Entries with figure data |
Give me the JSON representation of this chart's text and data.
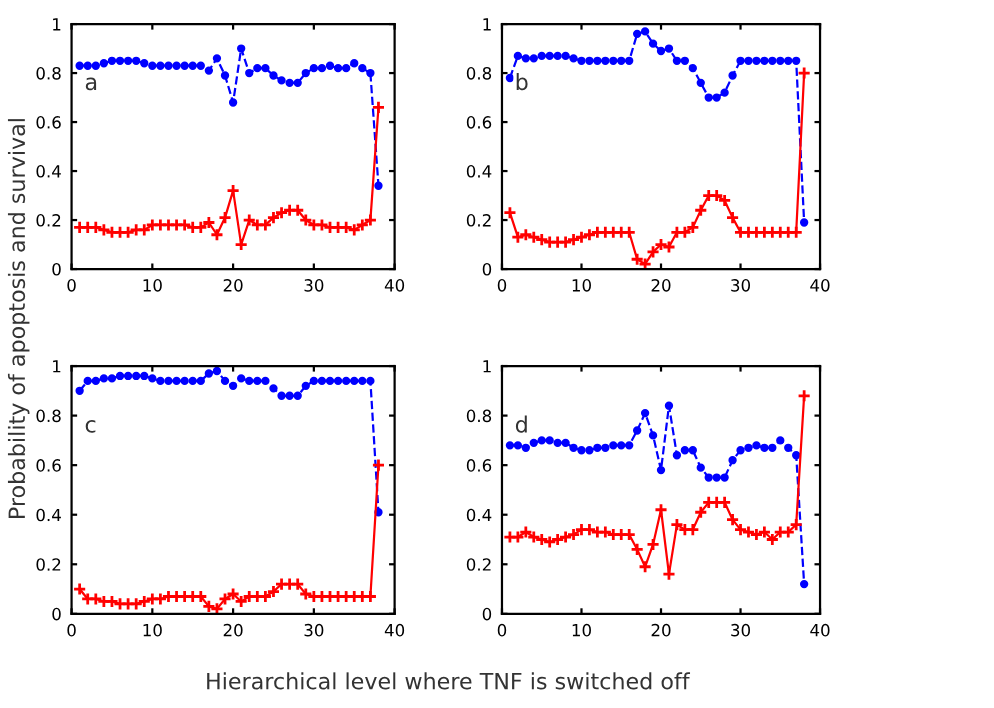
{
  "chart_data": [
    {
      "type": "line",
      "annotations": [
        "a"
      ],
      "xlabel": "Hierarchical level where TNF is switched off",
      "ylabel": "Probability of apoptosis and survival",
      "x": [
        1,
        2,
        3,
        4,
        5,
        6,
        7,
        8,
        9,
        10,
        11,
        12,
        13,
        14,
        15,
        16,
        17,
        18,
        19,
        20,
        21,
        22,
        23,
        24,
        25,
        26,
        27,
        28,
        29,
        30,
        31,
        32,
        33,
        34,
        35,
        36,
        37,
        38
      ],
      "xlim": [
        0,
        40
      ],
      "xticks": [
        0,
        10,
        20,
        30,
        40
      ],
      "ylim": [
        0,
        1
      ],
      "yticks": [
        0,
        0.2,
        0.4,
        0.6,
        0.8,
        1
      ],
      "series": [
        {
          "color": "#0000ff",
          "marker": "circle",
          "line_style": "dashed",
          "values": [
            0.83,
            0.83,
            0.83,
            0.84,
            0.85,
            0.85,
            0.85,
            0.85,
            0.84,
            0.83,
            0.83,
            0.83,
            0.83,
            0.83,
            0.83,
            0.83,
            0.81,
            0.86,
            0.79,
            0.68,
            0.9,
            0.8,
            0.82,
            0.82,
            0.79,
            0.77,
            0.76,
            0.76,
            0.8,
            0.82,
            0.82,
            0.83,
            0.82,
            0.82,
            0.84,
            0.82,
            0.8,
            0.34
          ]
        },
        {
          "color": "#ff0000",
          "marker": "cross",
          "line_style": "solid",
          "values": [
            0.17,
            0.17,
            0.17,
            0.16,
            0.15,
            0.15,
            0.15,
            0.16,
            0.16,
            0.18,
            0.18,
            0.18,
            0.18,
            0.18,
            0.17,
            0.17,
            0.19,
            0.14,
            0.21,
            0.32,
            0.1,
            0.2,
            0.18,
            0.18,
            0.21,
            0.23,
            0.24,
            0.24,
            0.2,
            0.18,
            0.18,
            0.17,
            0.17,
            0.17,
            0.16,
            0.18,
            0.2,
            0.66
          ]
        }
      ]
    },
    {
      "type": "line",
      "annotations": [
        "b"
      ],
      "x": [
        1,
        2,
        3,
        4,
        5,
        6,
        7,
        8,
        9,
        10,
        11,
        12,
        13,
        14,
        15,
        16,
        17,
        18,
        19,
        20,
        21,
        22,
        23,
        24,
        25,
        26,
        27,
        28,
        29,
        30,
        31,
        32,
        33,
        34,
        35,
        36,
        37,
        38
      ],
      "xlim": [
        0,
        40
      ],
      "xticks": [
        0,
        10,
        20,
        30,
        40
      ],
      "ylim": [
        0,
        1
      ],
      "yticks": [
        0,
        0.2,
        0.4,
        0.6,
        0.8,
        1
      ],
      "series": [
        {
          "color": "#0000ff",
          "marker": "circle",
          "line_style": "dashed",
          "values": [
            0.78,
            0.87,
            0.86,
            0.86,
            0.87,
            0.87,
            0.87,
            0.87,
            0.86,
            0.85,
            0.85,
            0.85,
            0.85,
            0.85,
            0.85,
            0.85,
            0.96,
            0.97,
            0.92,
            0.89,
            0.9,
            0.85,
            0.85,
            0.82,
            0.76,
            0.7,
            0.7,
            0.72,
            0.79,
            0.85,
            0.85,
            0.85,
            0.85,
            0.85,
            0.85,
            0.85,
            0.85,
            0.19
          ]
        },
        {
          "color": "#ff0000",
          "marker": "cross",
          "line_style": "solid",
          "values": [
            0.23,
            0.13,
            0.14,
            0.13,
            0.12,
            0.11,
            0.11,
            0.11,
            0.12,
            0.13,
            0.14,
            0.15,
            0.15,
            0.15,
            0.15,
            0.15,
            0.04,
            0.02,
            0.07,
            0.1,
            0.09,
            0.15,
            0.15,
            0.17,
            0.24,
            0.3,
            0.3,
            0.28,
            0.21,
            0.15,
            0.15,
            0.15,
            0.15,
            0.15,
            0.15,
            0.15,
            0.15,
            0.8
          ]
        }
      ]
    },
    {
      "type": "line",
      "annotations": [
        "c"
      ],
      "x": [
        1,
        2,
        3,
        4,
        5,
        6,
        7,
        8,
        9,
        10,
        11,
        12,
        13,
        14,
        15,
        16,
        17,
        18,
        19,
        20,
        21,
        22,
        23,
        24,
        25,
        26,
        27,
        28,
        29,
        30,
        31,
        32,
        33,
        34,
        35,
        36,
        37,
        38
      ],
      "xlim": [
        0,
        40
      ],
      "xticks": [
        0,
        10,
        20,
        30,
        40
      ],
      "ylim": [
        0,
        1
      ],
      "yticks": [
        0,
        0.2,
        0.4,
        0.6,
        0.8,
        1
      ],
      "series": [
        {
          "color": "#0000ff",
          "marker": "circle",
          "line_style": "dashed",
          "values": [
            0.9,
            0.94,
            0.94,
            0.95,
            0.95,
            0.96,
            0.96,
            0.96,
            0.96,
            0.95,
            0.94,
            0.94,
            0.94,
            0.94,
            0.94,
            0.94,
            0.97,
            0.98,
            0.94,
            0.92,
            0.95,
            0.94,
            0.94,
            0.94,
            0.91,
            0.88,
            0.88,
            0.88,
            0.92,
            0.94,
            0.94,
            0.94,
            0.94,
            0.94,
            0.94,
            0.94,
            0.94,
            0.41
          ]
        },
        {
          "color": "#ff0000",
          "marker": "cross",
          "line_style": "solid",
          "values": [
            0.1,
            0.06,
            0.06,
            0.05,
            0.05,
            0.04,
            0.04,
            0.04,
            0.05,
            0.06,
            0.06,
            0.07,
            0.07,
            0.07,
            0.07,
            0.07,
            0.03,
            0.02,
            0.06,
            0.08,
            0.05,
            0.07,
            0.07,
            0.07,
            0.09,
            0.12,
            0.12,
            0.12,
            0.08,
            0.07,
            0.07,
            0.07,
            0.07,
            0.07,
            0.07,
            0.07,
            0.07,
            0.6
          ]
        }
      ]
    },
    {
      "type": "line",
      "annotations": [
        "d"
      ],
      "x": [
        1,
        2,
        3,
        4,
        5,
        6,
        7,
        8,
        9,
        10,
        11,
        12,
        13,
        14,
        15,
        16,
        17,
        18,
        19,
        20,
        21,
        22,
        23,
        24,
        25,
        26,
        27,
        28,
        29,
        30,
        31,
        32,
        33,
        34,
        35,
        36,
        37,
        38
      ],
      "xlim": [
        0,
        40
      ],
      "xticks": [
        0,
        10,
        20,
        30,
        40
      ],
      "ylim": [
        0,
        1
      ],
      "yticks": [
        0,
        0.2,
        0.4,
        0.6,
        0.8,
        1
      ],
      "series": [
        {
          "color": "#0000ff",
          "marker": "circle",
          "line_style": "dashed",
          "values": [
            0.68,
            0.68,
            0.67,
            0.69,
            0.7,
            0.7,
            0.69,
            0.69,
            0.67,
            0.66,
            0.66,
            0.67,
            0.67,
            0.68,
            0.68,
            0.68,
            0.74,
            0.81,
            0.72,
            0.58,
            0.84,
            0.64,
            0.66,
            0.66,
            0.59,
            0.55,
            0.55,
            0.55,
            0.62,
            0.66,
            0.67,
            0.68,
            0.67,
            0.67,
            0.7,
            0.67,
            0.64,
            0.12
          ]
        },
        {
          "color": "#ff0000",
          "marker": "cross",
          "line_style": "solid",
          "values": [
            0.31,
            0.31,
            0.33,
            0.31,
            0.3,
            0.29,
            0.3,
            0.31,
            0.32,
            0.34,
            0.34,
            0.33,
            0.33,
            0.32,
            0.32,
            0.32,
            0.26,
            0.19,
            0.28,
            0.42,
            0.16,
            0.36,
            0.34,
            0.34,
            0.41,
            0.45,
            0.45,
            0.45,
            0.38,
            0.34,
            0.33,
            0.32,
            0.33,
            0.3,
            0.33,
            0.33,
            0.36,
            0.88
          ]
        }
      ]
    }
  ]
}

==

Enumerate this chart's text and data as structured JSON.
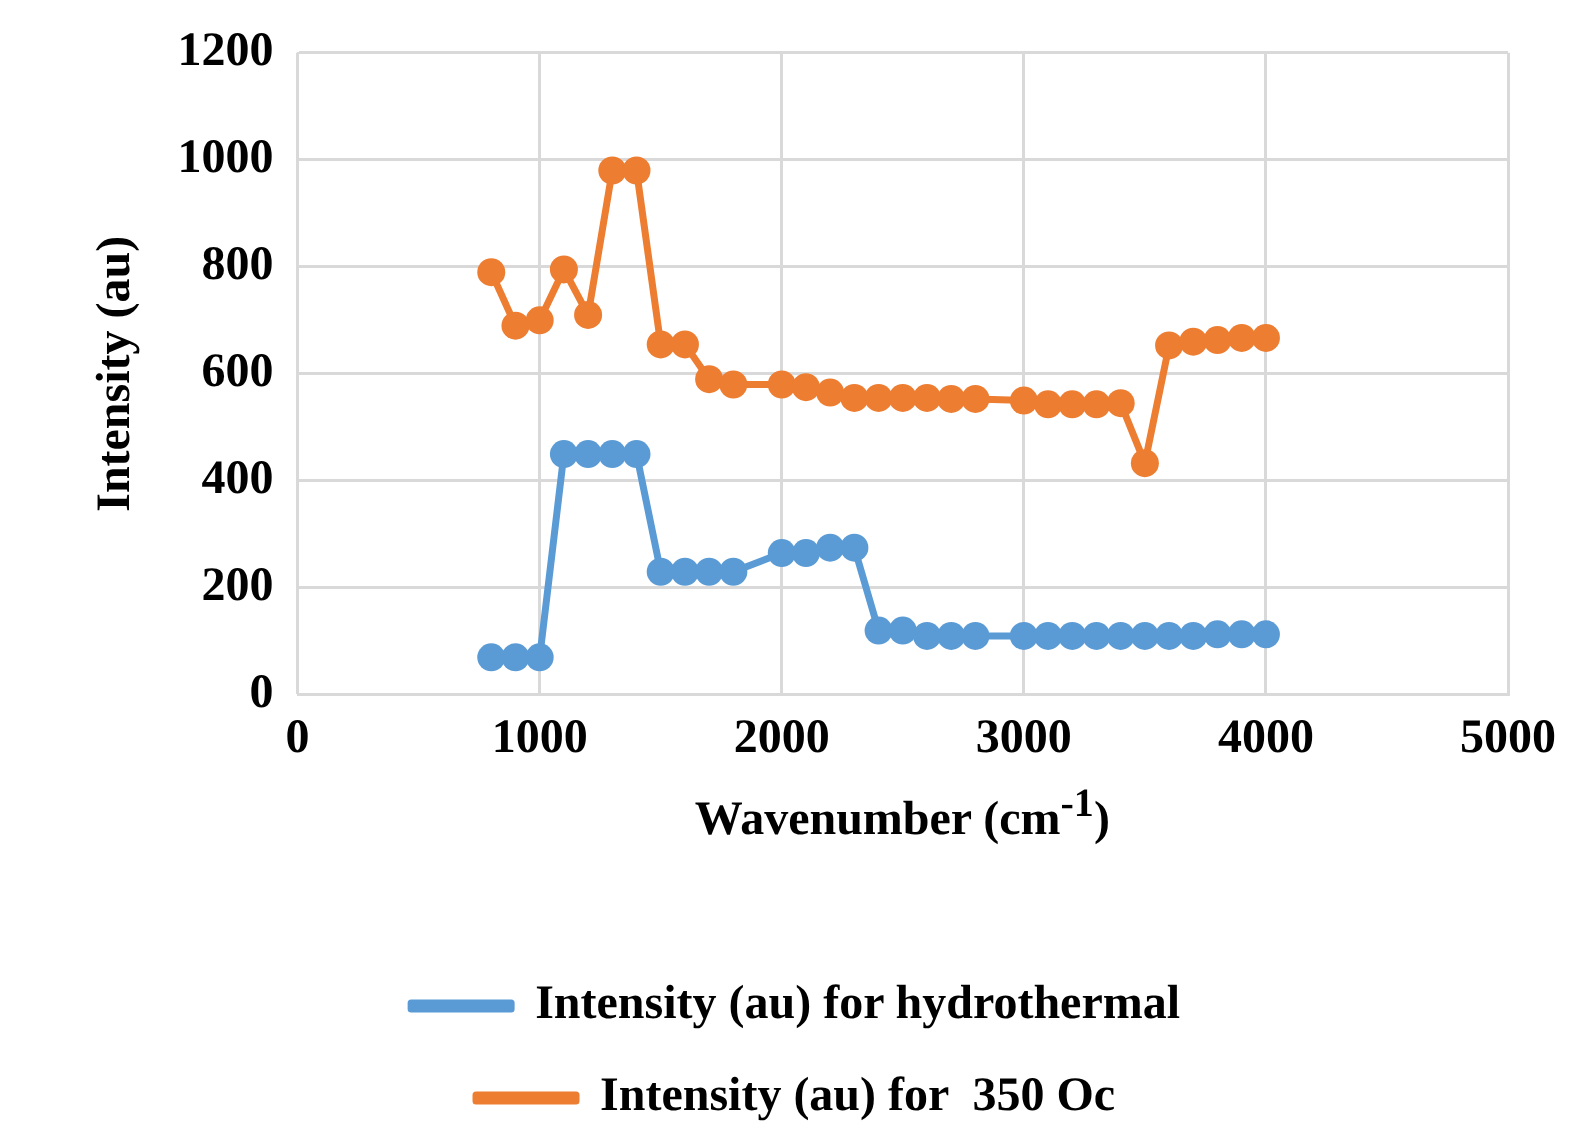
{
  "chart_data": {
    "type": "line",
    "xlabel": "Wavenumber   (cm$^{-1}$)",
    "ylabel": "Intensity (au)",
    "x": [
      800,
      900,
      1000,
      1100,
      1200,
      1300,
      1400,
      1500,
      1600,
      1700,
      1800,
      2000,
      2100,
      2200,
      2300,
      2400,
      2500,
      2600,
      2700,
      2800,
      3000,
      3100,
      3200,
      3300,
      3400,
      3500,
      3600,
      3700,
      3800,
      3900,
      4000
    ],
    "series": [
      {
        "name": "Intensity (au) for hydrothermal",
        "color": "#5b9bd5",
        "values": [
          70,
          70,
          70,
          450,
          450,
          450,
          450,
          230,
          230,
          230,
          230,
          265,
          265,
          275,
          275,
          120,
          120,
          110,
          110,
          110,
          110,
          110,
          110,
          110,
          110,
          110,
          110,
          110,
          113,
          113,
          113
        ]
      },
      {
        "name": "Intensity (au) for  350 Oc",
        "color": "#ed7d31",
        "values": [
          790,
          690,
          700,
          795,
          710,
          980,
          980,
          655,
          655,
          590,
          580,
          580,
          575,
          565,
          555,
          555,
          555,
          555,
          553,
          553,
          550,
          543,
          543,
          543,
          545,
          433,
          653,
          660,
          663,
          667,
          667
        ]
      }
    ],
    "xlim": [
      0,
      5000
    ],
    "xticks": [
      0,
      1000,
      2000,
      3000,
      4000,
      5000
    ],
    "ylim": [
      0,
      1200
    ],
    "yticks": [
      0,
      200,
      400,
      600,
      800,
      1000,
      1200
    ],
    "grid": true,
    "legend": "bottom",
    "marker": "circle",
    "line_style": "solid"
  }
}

--

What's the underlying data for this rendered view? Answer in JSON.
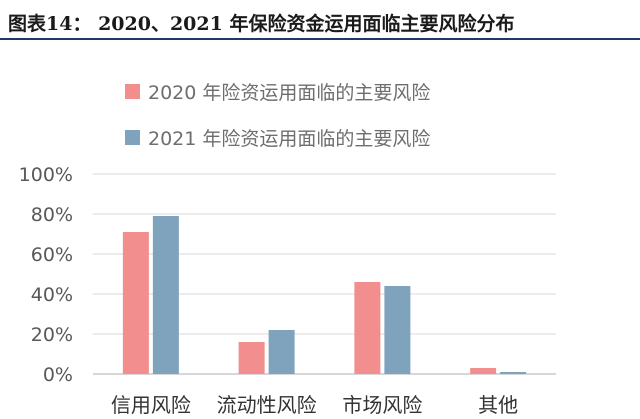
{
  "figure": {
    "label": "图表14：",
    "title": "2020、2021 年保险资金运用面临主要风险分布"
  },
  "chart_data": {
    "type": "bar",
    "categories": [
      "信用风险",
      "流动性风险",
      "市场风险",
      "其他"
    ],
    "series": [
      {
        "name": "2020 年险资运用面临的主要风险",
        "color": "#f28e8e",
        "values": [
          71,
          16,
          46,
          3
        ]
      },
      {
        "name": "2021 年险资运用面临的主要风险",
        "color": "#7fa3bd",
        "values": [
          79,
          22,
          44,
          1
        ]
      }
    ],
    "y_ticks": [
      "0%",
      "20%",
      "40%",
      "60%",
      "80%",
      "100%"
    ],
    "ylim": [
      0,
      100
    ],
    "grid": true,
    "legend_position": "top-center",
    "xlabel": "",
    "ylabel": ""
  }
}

What is required | Return every line from the records above that holds the word "JSON".

Answer to this exercise |
Give me the JSON representation of this chart's text and data.
Enumerate this chart's text and data as structured JSON.
What's the underlying data for this rendered view? Answer in JSON.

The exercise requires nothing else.